» WHAT IS ASKED
Your task is to reproduce the entries below word for word.

--- BEGIN ENTRIES PROVIDED ---

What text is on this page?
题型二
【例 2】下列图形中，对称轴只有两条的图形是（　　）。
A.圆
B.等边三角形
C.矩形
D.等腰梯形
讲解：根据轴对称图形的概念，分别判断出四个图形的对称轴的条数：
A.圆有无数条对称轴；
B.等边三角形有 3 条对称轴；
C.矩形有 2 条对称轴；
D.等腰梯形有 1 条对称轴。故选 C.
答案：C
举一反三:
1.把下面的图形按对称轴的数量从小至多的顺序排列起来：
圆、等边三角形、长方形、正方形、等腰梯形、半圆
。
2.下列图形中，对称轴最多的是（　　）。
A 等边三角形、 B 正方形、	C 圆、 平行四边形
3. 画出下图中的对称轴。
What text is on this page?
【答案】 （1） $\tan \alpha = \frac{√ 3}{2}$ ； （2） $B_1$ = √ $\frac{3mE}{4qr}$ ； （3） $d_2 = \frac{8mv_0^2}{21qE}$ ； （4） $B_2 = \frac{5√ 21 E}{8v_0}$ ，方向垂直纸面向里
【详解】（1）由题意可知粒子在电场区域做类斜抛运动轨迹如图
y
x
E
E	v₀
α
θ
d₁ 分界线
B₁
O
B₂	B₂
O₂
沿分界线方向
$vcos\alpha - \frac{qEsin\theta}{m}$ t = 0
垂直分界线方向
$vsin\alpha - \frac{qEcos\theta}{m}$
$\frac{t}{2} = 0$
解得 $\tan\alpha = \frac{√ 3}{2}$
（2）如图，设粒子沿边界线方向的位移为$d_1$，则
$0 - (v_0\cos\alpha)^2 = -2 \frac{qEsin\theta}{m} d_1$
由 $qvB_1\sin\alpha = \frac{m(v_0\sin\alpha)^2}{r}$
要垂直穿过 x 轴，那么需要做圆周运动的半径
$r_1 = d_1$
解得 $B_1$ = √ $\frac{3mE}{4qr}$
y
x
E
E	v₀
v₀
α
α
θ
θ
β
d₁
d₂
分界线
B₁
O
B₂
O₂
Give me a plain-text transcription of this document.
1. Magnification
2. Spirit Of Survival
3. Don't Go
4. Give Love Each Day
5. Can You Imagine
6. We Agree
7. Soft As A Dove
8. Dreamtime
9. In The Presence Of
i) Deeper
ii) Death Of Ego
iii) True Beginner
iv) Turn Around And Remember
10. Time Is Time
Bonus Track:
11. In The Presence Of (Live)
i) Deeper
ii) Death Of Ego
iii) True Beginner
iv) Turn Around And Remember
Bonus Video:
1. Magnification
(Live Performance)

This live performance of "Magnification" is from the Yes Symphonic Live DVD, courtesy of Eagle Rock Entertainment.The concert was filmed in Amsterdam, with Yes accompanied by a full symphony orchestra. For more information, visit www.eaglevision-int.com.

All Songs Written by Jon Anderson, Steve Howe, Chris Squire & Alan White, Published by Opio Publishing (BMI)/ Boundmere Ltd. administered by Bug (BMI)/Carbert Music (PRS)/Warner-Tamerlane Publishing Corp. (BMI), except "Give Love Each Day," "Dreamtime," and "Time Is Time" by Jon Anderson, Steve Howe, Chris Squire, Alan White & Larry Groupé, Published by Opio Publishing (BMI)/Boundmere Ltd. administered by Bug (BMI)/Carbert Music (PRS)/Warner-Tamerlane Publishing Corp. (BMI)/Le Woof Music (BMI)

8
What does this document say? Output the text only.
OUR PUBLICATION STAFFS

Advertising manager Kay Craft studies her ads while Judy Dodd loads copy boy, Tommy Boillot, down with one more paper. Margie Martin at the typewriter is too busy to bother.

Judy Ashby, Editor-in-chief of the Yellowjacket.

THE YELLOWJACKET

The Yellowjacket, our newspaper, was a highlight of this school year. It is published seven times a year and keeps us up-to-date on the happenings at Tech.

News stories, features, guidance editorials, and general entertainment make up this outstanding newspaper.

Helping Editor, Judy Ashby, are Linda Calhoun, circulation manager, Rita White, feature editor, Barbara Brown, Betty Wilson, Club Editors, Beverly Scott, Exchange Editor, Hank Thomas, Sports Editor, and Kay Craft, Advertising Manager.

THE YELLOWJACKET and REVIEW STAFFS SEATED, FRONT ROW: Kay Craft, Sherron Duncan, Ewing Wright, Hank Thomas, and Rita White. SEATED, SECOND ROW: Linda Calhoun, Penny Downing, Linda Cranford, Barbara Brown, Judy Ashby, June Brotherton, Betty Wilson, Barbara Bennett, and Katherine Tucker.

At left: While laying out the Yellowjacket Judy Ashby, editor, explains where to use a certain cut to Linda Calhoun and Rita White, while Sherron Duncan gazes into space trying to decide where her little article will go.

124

--- END ENTRIES PROVIDED ---

» RESULT OF THIS EXERCISE
What text is on this page?
题型二
【例 2】下列图形中，对称轴只有两条的图形是（　　）。
A.圆
B.等边三角形
C.矩形
D.等腰梯形
讲解：根据轴对称图形的概念，分别判断出四个图形的对称轴的条数：
A.圆有无数条对称轴；
B.等边三角形有 3 条对称轴；
C.矩形有 2 条对称轴；
D.等腰梯形有 1 条对称轴。故选 C.
答案：C
举一反三:
1.把下面的图形按对称轴的数量从小至多的顺序排列起来：
圆、等边三角形、长方形、正方形、等腰梯形、半圆
。
2.下列图形中，对称轴最多的是（　　）。
A 等边三角形、 B 正方形、	C 圆、 平行四边形
3. 画出下图中的对称轴。
What text is on this page?
【答案】 （1） $\tan \alpha = \frac{√ 3}{2}$ ； （2） $B_1$ = √ $\frac{3mE}{4qr}$ ； （3） $d_2 = \frac{8mv_0^2}{21qE}$ ； （4） $B_2 = \frac{5√ 21 E}{8v_0}$ ，方向垂直纸面向里
【详解】（1）由题意可知粒子在电场区域做类斜抛运动轨迹如图
y
x
E
E	v₀
α
θ
d₁ 分界线
B₁
O
B₂	B₂
O₂
沿分界线方向
$vcos\alpha - \frac{qEsin\theta}{m}$ t = 0
垂直分界线方向
$vsin\alpha - \frac{qEcos\theta}{m}$
$\frac{t}{2} = 0$
解得 $\tan\alpha = \frac{√ 3}{2}$
（2）如图，设粒子沿边界线方向的位移为$d_1$，则
$0 - (v_0\cos\alpha)^2 = -2 \frac{qEsin\theta}{m} d_1$
由 $qvB_1\sin\alpha = \frac{m(v_0\sin\alpha)^2}{r}$
要垂直穿过 x 轴，那么需要做圆周运动的半径
$r_1 = d_1$
解得 $B_1$ = √ $\frac{3mE}{4qr}$
y
x
E
E	v₀
v₀
α
α
θ
θ
β
d₁
d₂
分界线
B₁
O
B₂
O₂
Give me a plain-text transcription of this document.
1. Magnification
2. Spirit Of Survival
3. Don't Go
4. Give Love Each Day
5. Can You Imagine
6. We Agree
7. Soft As A Dove
8. Dreamtime
9. In The Presence Of
i) Deeper
ii) Death Of Ego
iii) True Beginner
iv) Turn Around And Remember
10. Time Is Time
Bonus Track:
11. In The Presence Of (Live)
i) Deeper
ii) Death Of Ego
iii) True Beginner
iv) Turn Around And Remember
Bonus Video:
1. Magnification
(Live Performance)

This live performance of "Magnification" is from the Yes Symphonic Live DVD, courtesy of Eagle Rock Entertainment.The concert was filmed in Amsterdam, with Yes accompanied by a full symphony orchestra. For more information, visit www.eaglevision-int.com.

All Songs Written by Jon Anderson, Steve Howe, Chris Squire & Alan White, Published by Opio Publishing (BMI)/ Boundmere Ltd. administered by Bug (BMI)/Carbert Music (PRS)/Warner-Tamerlane Publishing Corp. (BMI), except "Give Love Each Day," "Dreamtime," and "Time Is Time" by Jon Anderson, Steve Howe, Chris Squire, Alan White & Larry Groupé, Published by Opio Publishing (BMI)/Boundmere Ltd. administered by Bug (BMI)/Carbert Music (PRS)/Warner-Tamerlane Publishing Corp. (BMI)/Le Woof Music (BMI)

8
What does this document say? Output the text only.
OUR PUBLICATION STAFFS

Advertising manager Kay Craft studies her ads while Judy Dodd loads copy boy, Tommy Boillot, down with one more paper. Margie Martin at the typewriter is too busy to bother.

Judy Ashby, Editor-in-chief of the Yellowjacket.

THE YELLOWJACKET

The Yellowjacket, our newspaper, was a highlight of this school year. It is published seven times a year and keeps us up-to-date on the happenings at Tech.

News stories, features, guidance editorials, and general entertainment make up this outstanding newspaper.

Helping Editor, Judy Ashby, are Linda Calhoun, circulation manager, Rita White, feature editor, Barbara Brown, Betty Wilson, Club Editors, Beverly Scott, Exchange Editor, Hank Thomas, Sports Editor, and Kay Craft, Advertising Manager.

THE YELLOWJACKET and REVIEW STAFFS SEATED, FRONT ROW: Kay Craft, Sherron Duncan, Ewing Wright, Hank Thomas, and Rita White. SEATED, SECOND ROW: Linda Calhoun, Penny Downing, Linda Cranford, Barbara Brown, Judy Ashby, June Brotherton, Betty Wilson, Barbara Bennett, and Katherine Tucker.

At left: While laying out the Yellowjacket Judy Ashby, editor, explains where to use a certain cut to Linda Calhoun and Rita White, while Sherron Duncan gazes into space trying to decide where her little article will go.

124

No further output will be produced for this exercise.